TASK PROMPT — What is the count of lines in the listing below that hold the string "this"? Reply with that number alone.

* start DATA ENTRIES *

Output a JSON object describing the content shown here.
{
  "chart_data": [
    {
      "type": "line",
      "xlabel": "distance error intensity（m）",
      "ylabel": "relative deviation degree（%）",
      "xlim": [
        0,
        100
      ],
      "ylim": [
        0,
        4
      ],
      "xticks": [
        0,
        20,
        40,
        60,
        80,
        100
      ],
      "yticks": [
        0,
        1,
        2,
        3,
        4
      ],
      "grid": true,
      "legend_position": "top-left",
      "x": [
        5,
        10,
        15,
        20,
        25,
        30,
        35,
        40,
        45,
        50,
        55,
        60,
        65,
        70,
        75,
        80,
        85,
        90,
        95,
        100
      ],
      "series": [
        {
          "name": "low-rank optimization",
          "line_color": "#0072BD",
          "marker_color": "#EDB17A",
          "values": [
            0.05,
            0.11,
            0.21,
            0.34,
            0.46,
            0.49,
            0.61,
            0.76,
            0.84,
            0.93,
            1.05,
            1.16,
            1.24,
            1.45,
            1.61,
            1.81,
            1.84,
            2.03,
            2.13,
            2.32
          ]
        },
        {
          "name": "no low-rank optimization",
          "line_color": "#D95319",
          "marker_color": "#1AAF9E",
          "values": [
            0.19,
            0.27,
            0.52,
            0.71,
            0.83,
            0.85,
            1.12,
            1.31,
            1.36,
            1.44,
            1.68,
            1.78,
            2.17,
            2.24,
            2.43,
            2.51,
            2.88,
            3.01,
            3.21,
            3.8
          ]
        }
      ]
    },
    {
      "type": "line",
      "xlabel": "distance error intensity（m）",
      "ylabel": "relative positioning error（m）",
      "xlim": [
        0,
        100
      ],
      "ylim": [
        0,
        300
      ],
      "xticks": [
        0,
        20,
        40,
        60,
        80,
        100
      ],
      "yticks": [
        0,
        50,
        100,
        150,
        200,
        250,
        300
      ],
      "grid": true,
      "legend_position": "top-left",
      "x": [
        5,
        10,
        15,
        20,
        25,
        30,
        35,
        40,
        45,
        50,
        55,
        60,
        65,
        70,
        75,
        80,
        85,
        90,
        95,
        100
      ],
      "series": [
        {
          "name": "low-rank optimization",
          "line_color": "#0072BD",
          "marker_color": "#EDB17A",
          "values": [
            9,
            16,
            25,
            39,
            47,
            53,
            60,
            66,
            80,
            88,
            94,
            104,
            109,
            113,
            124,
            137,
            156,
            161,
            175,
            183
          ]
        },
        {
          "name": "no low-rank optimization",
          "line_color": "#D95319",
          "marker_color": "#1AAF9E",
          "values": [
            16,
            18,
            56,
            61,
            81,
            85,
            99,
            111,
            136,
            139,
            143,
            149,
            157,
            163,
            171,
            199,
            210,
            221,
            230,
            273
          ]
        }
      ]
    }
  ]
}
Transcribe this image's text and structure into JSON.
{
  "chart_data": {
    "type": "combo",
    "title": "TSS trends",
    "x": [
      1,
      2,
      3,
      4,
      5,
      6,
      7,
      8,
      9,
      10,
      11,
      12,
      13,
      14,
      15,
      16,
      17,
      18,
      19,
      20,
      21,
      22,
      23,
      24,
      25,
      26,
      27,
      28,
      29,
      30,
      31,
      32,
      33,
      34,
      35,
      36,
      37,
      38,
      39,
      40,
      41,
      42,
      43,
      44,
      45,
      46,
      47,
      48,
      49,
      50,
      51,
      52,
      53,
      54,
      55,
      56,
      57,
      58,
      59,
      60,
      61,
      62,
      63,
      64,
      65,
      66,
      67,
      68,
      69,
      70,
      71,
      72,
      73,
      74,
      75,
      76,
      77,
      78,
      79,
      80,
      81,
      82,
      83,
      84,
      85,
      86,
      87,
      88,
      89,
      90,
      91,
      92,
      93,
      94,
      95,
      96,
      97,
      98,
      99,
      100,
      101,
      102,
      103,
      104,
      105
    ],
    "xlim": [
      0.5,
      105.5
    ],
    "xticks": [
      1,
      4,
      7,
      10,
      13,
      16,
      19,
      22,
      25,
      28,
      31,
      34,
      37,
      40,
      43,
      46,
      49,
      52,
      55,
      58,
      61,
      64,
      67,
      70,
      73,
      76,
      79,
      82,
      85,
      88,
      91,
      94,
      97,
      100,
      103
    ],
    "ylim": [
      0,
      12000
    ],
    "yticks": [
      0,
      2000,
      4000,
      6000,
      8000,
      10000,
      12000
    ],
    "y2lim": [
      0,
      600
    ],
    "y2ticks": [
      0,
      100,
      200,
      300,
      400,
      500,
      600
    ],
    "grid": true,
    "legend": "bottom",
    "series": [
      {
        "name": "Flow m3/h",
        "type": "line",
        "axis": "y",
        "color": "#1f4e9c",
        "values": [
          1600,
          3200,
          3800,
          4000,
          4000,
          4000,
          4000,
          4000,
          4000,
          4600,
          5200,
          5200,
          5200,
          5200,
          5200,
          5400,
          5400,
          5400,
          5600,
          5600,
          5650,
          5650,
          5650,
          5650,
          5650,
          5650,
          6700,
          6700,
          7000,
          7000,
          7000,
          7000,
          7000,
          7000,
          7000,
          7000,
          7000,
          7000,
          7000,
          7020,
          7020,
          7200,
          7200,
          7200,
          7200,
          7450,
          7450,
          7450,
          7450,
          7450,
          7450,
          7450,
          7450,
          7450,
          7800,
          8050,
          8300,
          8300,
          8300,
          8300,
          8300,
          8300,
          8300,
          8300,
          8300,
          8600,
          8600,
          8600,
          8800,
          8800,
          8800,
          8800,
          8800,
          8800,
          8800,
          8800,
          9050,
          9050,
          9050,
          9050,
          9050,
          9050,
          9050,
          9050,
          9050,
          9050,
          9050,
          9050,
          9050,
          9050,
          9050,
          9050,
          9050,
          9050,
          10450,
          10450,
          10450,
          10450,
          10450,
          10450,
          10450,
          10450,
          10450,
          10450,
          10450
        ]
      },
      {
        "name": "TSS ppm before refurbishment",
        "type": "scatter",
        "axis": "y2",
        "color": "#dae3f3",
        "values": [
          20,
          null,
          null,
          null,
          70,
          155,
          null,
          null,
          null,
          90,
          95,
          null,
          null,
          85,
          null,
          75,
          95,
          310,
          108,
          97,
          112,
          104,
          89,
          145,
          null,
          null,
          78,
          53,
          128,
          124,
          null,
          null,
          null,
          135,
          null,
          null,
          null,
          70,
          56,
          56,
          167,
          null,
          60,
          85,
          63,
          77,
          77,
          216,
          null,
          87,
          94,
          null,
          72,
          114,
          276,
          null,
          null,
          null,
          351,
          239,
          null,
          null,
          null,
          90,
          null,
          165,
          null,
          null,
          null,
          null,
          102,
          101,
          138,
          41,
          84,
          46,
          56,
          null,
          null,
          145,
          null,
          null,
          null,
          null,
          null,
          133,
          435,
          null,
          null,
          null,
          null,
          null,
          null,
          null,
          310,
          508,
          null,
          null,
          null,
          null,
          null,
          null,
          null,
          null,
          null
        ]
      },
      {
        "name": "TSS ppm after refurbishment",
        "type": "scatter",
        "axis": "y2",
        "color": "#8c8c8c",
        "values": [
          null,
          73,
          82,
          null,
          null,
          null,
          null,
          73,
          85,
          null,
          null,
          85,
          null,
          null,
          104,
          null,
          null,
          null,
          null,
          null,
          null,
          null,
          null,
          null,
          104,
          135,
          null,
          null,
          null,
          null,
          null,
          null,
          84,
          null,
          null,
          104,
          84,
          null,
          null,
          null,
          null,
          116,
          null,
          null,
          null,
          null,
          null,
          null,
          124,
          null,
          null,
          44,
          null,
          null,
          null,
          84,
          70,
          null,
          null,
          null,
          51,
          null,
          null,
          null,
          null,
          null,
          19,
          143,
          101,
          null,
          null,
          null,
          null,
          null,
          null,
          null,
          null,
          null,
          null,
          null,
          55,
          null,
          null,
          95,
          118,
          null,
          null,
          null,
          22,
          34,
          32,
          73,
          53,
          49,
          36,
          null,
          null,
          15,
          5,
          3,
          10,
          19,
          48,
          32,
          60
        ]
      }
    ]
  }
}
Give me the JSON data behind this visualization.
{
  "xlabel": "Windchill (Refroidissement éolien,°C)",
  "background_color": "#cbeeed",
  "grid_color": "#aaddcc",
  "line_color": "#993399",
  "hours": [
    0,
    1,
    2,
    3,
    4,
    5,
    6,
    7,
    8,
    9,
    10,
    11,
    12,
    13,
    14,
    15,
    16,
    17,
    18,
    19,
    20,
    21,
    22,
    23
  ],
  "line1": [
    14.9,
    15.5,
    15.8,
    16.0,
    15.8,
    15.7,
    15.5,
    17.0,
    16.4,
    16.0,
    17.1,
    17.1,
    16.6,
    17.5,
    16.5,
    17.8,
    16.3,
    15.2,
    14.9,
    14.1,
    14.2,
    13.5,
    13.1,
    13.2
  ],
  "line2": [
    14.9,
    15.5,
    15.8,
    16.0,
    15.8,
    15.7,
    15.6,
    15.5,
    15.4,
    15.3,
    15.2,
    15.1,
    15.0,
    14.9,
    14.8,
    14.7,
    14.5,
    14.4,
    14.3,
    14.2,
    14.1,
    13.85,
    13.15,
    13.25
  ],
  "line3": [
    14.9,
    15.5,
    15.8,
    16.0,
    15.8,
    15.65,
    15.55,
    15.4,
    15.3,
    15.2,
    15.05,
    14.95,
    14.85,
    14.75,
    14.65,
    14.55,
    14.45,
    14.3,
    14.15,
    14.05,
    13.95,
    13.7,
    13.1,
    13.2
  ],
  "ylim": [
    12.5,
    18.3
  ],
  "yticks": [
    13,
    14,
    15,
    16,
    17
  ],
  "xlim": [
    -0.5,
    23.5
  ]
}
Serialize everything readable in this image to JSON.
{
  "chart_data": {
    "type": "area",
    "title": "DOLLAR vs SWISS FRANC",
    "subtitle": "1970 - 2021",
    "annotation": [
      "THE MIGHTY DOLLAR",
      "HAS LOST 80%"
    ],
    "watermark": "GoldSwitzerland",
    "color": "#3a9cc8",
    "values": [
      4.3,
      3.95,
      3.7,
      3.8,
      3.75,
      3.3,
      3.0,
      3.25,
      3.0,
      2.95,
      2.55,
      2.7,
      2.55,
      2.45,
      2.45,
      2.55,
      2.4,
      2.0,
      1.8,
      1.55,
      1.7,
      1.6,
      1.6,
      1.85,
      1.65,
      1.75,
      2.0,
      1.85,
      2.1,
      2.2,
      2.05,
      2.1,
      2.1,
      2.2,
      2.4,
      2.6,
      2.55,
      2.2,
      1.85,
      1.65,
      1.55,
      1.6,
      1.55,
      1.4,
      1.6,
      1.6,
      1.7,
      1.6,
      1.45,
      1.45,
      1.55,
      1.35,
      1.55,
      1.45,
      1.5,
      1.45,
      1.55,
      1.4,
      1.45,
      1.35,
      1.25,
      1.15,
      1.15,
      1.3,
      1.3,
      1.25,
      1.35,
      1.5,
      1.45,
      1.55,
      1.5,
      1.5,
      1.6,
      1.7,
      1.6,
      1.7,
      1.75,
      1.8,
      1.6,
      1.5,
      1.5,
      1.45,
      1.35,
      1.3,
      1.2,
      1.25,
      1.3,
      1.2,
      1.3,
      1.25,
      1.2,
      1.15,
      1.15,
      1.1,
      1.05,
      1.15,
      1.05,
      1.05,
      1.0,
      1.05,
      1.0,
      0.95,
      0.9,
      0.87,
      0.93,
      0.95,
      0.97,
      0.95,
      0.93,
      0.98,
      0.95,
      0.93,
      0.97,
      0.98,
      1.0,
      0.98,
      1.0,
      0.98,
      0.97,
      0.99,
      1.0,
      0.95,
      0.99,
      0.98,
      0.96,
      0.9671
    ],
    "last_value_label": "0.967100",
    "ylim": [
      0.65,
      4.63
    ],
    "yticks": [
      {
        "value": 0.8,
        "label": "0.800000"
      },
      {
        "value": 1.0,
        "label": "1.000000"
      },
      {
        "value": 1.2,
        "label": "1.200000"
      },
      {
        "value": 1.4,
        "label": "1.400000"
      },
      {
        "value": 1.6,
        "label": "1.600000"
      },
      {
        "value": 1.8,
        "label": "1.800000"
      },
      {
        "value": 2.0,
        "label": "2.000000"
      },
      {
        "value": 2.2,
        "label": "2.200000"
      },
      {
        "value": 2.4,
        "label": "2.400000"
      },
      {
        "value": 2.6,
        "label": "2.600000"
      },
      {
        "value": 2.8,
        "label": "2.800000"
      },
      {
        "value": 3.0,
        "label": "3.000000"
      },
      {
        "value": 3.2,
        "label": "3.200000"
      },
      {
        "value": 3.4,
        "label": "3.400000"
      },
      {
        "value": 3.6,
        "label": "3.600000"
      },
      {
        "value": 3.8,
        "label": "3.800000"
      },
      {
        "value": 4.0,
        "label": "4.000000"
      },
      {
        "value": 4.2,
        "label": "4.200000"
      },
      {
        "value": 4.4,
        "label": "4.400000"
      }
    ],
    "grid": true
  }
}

* end DATA ENTRIES *

FINISHED TASK — 3